§ WORK REQUIRED
Output the records exactly as they appear, with no pictures included.

§ INPUT DATA

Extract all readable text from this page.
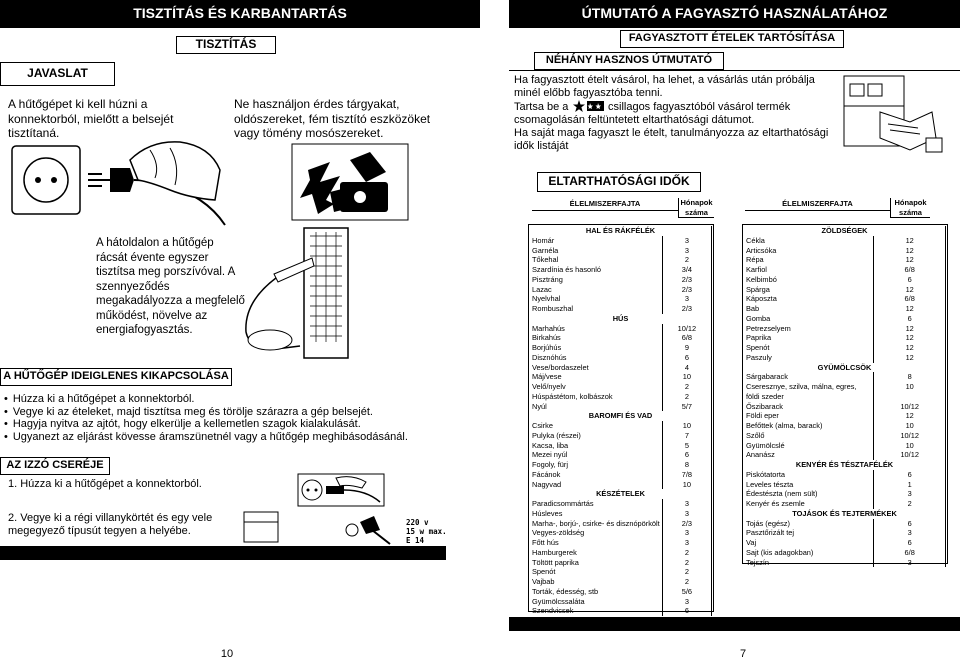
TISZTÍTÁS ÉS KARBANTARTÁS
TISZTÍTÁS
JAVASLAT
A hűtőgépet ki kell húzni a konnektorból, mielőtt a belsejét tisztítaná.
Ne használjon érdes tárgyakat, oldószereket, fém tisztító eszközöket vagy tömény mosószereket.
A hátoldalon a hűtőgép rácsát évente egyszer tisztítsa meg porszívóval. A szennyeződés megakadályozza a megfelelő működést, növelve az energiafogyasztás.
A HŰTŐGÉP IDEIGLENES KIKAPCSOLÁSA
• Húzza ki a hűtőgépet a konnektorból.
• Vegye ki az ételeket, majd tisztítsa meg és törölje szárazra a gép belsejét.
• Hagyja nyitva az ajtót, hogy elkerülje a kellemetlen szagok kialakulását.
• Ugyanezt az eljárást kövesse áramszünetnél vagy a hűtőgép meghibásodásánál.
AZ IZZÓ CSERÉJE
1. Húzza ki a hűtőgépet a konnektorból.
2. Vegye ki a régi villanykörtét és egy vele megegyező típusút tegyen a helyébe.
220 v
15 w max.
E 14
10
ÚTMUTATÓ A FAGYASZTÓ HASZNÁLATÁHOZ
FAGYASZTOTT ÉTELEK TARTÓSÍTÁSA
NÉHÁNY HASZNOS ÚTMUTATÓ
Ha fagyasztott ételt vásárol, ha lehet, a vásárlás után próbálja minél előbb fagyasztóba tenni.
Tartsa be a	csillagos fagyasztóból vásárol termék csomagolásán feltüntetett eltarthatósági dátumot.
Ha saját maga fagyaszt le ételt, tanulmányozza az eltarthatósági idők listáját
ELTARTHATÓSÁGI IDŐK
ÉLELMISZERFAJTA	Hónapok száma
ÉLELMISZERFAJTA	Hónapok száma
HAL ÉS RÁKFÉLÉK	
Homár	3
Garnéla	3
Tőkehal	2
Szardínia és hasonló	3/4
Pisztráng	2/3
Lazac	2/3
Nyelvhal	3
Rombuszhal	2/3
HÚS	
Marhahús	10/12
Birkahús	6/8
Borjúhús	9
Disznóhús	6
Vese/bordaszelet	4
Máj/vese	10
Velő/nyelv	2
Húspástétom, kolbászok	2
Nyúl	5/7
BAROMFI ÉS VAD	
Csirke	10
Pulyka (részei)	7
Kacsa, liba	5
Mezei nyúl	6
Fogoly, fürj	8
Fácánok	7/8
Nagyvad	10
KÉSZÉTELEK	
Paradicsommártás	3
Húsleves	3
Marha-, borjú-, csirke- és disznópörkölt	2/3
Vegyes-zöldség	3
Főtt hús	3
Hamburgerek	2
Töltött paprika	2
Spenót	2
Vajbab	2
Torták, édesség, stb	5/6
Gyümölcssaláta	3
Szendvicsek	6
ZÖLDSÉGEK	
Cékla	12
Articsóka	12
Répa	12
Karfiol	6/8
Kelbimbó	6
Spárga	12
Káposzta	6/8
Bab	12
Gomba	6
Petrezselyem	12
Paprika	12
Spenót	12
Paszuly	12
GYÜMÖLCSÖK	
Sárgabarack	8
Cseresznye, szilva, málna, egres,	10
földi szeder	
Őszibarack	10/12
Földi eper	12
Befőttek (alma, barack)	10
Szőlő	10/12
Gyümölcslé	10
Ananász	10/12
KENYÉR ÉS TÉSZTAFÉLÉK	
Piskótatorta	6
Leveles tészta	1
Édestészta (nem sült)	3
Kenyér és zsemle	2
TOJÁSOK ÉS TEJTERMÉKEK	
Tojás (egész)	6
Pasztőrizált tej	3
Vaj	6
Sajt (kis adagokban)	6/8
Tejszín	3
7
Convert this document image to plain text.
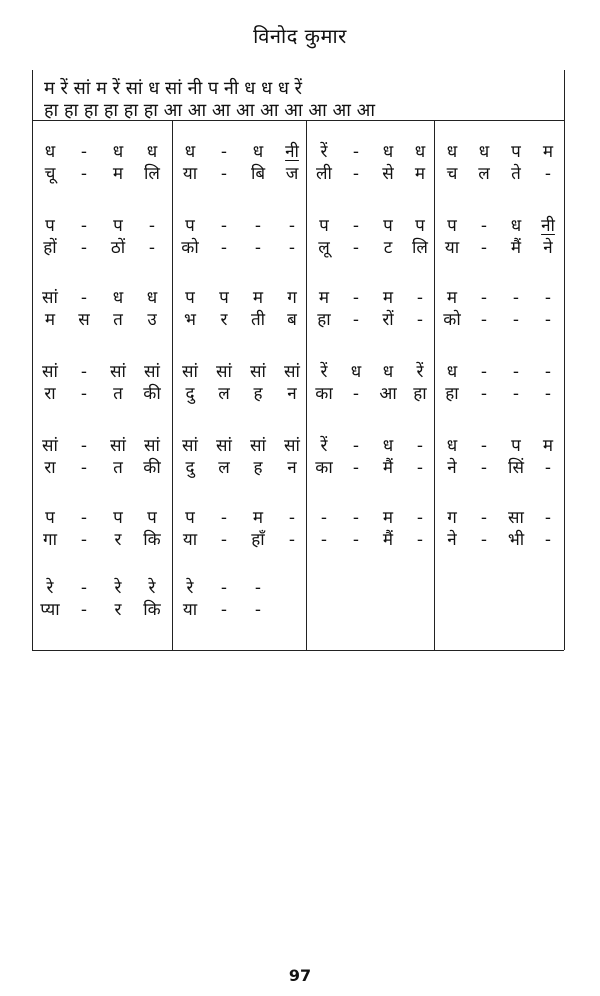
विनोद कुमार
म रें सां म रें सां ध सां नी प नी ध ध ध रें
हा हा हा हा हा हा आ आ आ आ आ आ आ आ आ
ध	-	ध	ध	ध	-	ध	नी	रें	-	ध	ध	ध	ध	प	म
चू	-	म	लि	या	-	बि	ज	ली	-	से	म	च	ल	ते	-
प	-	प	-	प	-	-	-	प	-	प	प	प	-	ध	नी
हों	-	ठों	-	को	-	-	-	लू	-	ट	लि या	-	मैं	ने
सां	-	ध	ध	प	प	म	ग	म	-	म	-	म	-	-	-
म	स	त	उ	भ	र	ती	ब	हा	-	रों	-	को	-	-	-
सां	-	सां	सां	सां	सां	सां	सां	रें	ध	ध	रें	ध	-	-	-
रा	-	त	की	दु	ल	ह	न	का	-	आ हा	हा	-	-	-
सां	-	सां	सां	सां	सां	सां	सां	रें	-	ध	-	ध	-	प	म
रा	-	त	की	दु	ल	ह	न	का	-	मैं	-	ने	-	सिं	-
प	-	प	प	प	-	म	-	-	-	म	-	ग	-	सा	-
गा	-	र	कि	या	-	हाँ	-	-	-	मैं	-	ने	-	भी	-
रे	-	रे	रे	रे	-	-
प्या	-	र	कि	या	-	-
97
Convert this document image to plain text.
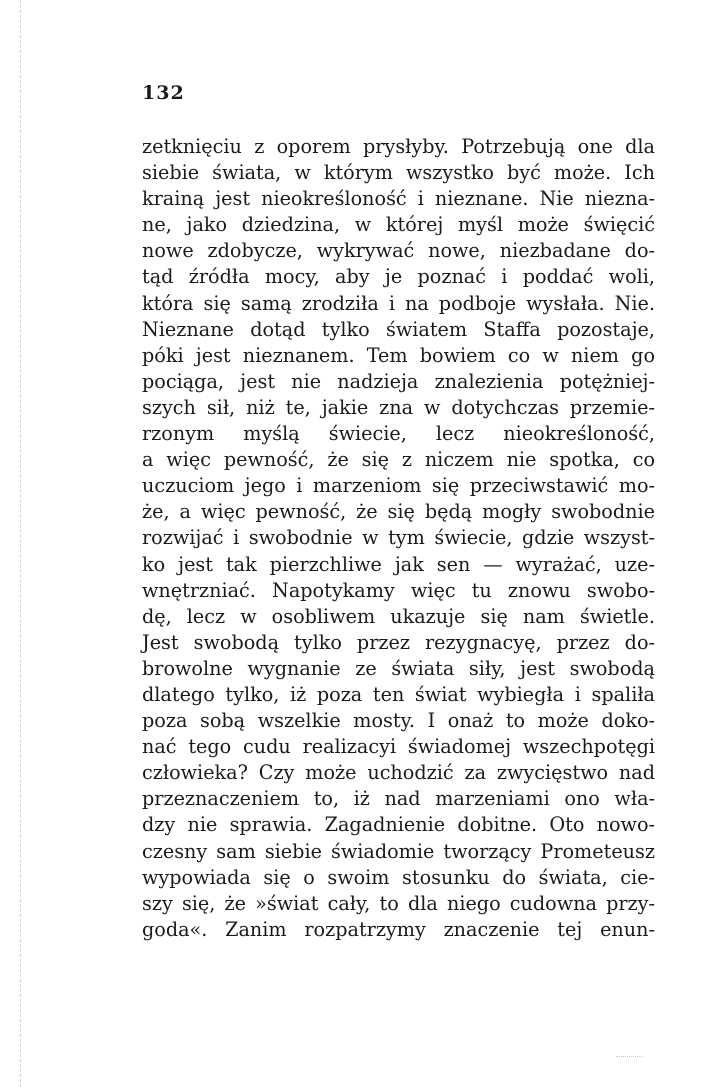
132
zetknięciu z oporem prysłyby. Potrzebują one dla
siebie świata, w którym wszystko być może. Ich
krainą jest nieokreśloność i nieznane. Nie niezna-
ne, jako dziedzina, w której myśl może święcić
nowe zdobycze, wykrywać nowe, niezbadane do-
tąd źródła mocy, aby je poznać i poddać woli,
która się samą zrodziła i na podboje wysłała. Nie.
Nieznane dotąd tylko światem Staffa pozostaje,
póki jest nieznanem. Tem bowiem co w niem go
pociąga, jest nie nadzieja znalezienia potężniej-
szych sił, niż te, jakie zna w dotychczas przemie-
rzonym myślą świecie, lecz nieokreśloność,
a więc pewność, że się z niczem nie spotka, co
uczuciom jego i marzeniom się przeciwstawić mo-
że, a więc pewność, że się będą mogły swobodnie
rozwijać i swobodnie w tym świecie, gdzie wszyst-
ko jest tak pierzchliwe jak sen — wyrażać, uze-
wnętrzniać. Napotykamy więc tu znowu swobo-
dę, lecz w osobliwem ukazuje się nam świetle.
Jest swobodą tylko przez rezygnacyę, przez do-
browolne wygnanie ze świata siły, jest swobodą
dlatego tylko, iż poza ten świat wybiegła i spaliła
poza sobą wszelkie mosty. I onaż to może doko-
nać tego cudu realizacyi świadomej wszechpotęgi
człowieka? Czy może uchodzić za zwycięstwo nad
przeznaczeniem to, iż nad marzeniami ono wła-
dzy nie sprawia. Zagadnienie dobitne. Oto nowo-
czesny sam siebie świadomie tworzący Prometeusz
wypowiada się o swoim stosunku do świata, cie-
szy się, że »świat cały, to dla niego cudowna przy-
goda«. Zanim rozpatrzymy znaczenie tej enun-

§ THE RESULT
Extract all readable text from this page.
TISZTÍTÁS ÉS KARBANTARTÁS
TISZTÍTÁS
JAVASLAT
A hűtőgépet ki kell húzni a konnektorból, mielőtt a belsejét tisztítaná.
Ne használjon érdes tárgyakat, oldószereket, fém tisztító eszközöket vagy tömény mosószereket.
A hátoldalon a hűtőgép rácsát évente egyszer tisztítsa meg porszívóval. A szennyeződés megakadályozza a megfelelő működést, növelve az energiafogyasztás.
A HŰTŐGÉP IDEIGLENES KIKAPCSOLÁSA
• Húzza ki a hűtőgépet a konnektorból.
• Vegye ki az ételeket, majd tisztítsa meg és törölje szárazra a gép belsejét.
• Hagyja nyitva az ajtót, hogy elkerülje a kellemetlen szagok kialakulását.
• Ugyanezt az eljárást kövesse áramszünetnél vagy a hűtőgép meghibásodásánál.
AZ IZZÓ CSERÉJE
1. Húzza ki a hűtőgépet a konnektorból.
2. Vegye ki a régi villanykörtét és egy vele megegyező típusút tegyen a helyébe.
220 v
15 w max.
E 14
10
ÚTMUTATÓ A FAGYASZTÓ HASZNÁLATÁHOZ
FAGYASZTOTT ÉTELEK TARTÓSÍTÁSA
NÉHÁNY HASZNOS ÚTMUTATÓ
Ha fagyasztott ételt vásárol, ha lehet, a vásárlás után próbálja minél előbb fagyasztóba tenni.
Tartsa be a	csillagos fagyasztóból vásárol termék csomagolásán feltüntetett eltarthatósági dátumot.
Ha saját maga fagyaszt le ételt, tanulmányozza az eltarthatósági idők listáját
ELTARTHATÓSÁGI IDŐK
ÉLELMISZERFAJTA	Hónapok száma
ÉLELMISZERFAJTA	Hónapok száma
HAL ÉS RÁKFÉLÉK	
Homár	3
Garnéla	3
Tőkehal	2
Szardínia és hasonló	3/4
Pisztráng	2/3
Lazac	2/3
Nyelvhal	3
Rombuszhal	2/3
HÚS	
Marhahús	10/12
Birkahús	6/8
Borjúhús	9
Disznóhús	6
Vese/bordaszelet	4
Máj/vese	10
Velő/nyelv	2
Húspástétom, kolbászok	2
Nyúl	5/7
BAROMFI ÉS VAD	
Csirke	10
Pulyka (részei)	7
Kacsa, liba	5
Mezei nyúl	6
Fogoly, fürj	8
Fácánok	7/8
Nagyvad	10
KÉSZÉTELEK	
Paradicsommártás	3
Húsleves	3
Marha-, borjú-, csirke- és disznópörkölt	2/3
Vegyes-zöldség	3
Főtt hús	3
Hamburgerek	2
Töltött paprika	2
Spenót	2
Vajbab	2
Torták, édesség, stb	5/6
Gyümölcssaláta	3
Szendvicsek	6
ZÖLDSÉGEK	
Cékla	12
Articsóka	12
Répa	12
Karfiol	6/8
Kelbimbó	6
Spárga	12
Káposzta	6/8
Bab	12
Gomba	6
Petrezselyem	12
Paprika	12
Spenót	12
Paszuly	12
GYÜMÖLCSÖK	
Sárgabarack	8
Cseresznye, szilva, málna, egres,	10
földi szeder	
Őszibarack	10/12
Földi eper	12
Befőttek (alma, barack)	10
Szőlő	10/12
Gyümölcslé	10
Ananász	10/12
KENYÉR ÉS TÉSZTAFÉLÉK	
Piskótatorta	6
Leveles tészta	1
Édestészta (nem sült)	3
Kenyér és zsemle	2
TOJÁSOK ÉS TEJTERMÉKEK	
Tojás (egész)	6
Pasztőrizált tej	3
Vaj	6
Sajt (kis adagokban)	6/8
Tejszín	3
7
Convert this document image to plain text.
विनोद कुमार
म रें सां म रें सां ध सां नी प नी ध ध ध रें
हा हा हा हा हा हा आ आ आ आ आ आ आ आ आ
ध	-	ध	ध	ध	-	ध	नी	रें	-	ध	ध	ध	ध	प	म
चू	-	म	लि	या	-	बि	ज	ली	-	से	म	च	ल	ते	-
प	-	प	-	प	-	-	-	प	-	प	प	प	-	ध	नी
हों	-	ठों	-	को	-	-	-	लू	-	ट	लि या	-	मैं	ने
सां	-	ध	ध	प	प	म	ग	म	-	म	-	म	-	-	-
म	स	त	उ	भ	र	ती	ब	हा	-	रों	-	को	-	-	-
सां	-	सां	सां	सां	सां	सां	सां	रें	ध	ध	रें	ध	-	-	-
रा	-	त	की	दु	ल	ह	न	का	-	आ हा	हा	-	-	-
सां	-	सां	सां	सां	सां	सां	सां	रें	-	ध	-	ध	-	प	म
रा	-	त	की	दु	ल	ह	न	का	-	मैं	-	ने	-	सिं	-
प	-	प	प	प	-	म	-	-	-	म	-	ग	-	सा	-
गा	-	र	कि	या	-	हाँ	-	-	-	मैं	-	ने	-	भी	-
रे	-	रे	रे	रे	-	-
प्या	-	र	कि	या	-	-
97
Convert this document image to plain text.
132
zetknięciu z oporem prysłyby. Potrzebują one dla
siebie świata, w którym wszystko być może. Ich
krainą jest nieokreśloność i nieznane. Nie niezna-
ne, jako dziedzina, w której myśl może święcić
nowe zdobycze, wykrywać nowe, niezbadane do-
tąd źródła mocy, aby je poznać i poddać woli,
która się samą zrodziła i na podboje wysłała. Nie.
Nieznane dotąd tylko światem Staffa pozostaje,
póki jest nieznanem. Tem bowiem co w niem go
pociąga, jest nie nadzieja znalezienia potężniej-
szych sił, niż te, jakie zna w dotychczas przemie-
rzonym myślą świecie, lecz nieokreśloność,
a więc pewność, że się z niczem nie spotka, co
uczuciom jego i marzeniom się przeciwstawić mo-
że, a więc pewność, że się będą mogły swobodnie
rozwijać i swobodnie w tym świecie, gdzie wszyst-
ko jest tak pierzchliwe jak sen — wyrażać, uze-
wnętrzniać. Napotykamy więc tu znowu swobo-
dę, lecz w osobliwem ukazuje się nam świetle.
Jest swobodą tylko przez rezygnacyę, przez do-
browolne wygnanie ze świata siły, jest swobodą
dlatego tylko, iż poza ten świat wybiegła i spaliła
poza sobą wszelkie mosty. I onaż to może doko-
nać tego cudu realizacyi świadomej wszechpotęgi
człowieka? Czy może uchodzić za zwycięstwo nad
przeznaczeniem to, iż nad marzeniami ono wła-
dzy nie sprawia. Zagadnienie dobitne. Oto nowo-
czesny sam siebie świadomie tworzący Prometeusz
wypowiada się o swoim stosunku do świata, cie-
szy się, że »świat cały, to dla niego cudowna przy-
goda«. Zanim rozpatrzymy znaczenie tej enun-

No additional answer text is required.